**JOB:** Collect every line in the records below that contains the word "type".

- - - - - - -

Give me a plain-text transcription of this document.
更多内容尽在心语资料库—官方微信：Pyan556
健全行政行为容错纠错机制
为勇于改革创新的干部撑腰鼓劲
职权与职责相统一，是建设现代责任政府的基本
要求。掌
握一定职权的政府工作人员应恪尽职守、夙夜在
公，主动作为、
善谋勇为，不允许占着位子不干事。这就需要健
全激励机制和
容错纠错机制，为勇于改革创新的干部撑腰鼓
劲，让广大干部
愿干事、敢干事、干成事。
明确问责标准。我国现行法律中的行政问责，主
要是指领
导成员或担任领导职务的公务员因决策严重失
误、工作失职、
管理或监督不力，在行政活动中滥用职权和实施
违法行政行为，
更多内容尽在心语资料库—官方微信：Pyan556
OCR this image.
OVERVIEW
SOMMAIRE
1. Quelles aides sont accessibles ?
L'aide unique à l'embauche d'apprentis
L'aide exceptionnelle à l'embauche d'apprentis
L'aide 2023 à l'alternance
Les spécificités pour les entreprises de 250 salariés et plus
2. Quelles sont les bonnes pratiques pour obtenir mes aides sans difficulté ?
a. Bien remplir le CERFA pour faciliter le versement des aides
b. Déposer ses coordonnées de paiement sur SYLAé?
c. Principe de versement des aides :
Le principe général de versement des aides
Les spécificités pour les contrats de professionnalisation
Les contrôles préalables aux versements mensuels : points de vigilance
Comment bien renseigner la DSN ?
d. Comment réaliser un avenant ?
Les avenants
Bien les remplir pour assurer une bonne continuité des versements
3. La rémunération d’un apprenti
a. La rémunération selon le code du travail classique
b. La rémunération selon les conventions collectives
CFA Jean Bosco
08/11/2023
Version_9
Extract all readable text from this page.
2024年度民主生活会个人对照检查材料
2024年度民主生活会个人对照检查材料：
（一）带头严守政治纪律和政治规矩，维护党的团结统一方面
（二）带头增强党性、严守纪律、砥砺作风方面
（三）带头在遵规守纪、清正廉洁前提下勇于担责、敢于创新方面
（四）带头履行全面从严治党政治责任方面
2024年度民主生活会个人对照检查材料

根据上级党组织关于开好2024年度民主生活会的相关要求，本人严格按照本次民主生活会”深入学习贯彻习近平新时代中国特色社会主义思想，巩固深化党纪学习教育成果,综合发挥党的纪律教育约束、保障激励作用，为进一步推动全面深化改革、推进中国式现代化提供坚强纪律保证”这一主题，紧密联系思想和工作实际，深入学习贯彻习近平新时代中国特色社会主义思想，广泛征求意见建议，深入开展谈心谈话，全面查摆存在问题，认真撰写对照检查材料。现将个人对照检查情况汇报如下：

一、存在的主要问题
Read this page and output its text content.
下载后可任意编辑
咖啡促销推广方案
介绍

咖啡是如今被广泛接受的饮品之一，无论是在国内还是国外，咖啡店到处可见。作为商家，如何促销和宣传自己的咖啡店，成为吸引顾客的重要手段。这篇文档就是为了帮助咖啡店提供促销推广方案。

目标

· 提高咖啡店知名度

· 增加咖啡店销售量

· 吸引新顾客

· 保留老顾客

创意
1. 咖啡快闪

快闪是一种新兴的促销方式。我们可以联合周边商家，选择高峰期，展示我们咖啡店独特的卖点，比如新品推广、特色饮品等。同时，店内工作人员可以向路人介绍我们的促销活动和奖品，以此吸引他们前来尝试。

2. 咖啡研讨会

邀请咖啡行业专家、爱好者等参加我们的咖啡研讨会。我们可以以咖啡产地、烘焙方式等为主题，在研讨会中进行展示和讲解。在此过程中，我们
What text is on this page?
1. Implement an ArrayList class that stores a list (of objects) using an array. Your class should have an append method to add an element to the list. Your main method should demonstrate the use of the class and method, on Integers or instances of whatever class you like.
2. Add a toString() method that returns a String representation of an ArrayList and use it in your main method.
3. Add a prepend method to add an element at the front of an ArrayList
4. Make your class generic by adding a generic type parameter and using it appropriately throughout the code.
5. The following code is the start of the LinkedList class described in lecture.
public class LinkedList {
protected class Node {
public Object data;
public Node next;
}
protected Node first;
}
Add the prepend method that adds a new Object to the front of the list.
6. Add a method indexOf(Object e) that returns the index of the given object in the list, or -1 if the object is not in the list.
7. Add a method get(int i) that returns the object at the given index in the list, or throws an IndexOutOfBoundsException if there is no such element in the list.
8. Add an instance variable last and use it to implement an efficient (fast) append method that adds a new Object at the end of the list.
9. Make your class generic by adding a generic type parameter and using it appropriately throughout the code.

- - - - - - -

**EXERCISE ANSWER:**
4. Make your class generic by adding a generic type parameter and using it appropriately throughout the code.
9. Make your class generic by adding a generic type parameter and using it appropriately throughout the code.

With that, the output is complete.